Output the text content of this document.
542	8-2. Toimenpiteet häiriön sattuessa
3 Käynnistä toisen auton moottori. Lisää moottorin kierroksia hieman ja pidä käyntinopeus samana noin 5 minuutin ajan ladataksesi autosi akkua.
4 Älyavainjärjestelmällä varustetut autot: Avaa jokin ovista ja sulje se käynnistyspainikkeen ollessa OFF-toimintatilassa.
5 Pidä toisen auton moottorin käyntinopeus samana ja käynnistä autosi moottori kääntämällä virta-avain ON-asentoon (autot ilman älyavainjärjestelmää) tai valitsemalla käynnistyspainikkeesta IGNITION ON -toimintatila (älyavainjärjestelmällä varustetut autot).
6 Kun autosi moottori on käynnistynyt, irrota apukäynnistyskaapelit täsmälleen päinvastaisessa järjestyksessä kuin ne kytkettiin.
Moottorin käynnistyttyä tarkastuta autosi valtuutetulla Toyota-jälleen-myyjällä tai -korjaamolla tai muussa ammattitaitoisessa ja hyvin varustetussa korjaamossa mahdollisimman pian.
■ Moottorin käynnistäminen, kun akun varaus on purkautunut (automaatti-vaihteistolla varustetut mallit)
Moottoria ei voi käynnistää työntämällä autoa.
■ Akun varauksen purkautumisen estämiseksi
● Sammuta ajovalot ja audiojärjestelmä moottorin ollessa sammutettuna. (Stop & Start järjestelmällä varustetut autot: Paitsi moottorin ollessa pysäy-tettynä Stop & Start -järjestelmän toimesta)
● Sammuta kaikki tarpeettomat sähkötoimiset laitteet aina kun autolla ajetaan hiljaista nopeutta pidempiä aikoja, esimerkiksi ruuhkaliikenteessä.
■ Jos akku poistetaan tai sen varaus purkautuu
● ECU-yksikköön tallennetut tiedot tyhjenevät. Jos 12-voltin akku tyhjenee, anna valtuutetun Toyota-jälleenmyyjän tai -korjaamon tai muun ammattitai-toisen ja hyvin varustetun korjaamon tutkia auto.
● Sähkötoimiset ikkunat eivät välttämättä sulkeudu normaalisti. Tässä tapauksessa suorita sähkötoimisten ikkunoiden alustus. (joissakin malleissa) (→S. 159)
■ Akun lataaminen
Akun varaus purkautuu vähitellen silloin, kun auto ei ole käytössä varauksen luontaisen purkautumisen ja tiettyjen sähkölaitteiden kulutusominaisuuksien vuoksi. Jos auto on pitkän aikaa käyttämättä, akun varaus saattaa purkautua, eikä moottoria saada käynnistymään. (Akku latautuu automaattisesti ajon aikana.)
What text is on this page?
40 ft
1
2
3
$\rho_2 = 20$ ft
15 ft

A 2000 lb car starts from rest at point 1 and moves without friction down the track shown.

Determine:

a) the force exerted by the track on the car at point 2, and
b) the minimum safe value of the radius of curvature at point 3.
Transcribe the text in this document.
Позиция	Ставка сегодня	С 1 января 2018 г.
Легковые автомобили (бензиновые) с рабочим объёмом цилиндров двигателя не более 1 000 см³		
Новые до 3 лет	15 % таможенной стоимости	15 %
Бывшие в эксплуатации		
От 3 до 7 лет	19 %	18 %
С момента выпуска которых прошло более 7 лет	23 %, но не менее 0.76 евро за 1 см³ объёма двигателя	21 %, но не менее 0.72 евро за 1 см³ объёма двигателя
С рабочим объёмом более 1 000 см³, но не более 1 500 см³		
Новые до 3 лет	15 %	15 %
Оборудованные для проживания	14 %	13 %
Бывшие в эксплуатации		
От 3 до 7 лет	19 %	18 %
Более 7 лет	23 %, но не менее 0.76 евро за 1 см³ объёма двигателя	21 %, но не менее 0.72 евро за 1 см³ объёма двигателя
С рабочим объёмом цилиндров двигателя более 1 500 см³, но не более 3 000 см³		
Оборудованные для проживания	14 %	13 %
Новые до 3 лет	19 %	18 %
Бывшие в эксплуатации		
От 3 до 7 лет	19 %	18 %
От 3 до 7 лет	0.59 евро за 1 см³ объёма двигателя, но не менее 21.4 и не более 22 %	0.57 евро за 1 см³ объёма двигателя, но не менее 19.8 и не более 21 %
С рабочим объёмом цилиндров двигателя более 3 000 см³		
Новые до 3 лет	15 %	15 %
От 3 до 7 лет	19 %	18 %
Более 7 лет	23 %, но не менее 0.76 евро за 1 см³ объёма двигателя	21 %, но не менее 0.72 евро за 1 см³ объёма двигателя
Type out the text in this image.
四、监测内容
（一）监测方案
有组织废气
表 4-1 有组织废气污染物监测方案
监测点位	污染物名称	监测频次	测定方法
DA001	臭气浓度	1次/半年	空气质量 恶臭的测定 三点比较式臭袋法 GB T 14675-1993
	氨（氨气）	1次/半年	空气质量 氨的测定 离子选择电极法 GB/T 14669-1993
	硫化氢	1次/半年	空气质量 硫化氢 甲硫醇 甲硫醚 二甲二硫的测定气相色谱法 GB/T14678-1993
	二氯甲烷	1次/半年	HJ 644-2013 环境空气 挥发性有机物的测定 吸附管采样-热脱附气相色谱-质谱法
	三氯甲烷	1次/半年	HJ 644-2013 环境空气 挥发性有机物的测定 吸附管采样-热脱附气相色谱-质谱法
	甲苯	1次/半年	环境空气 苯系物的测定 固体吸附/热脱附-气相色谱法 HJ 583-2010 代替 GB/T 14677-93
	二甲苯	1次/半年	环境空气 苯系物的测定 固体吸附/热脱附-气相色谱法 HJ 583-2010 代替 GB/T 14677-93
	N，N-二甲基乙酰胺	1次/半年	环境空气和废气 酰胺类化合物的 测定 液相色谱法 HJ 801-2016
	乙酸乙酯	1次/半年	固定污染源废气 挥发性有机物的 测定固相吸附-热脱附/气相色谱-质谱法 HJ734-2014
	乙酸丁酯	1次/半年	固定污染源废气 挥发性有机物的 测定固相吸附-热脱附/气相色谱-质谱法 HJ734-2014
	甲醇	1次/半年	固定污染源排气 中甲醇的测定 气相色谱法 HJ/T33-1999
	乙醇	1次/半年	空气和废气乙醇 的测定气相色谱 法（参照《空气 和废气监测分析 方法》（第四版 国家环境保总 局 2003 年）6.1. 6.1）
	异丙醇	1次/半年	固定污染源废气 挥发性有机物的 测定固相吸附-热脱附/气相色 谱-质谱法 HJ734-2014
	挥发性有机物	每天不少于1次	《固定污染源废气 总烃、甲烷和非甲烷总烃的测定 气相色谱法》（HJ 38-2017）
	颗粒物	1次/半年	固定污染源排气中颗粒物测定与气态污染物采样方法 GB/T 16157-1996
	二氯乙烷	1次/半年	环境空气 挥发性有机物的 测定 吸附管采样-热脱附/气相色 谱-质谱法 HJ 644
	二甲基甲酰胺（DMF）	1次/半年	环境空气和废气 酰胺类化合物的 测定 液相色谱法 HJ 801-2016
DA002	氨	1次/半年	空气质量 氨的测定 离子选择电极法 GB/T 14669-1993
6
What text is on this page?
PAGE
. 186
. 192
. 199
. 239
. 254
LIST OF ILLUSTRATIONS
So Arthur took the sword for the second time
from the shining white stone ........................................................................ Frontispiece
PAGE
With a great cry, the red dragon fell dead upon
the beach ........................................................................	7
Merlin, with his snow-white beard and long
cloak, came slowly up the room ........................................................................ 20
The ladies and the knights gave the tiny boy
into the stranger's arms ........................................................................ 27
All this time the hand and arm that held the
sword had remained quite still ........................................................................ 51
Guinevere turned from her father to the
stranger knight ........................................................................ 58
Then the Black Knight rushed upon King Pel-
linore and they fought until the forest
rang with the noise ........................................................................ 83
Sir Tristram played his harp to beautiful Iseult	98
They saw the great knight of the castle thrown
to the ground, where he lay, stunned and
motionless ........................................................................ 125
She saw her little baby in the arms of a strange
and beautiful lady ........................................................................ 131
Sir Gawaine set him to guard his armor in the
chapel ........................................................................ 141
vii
____________
Aim: Search the data for the string "sword". List each line that has it.

Final result:
So Arthur took the sword for the second time
sword had remained quite still ........................................................................ 51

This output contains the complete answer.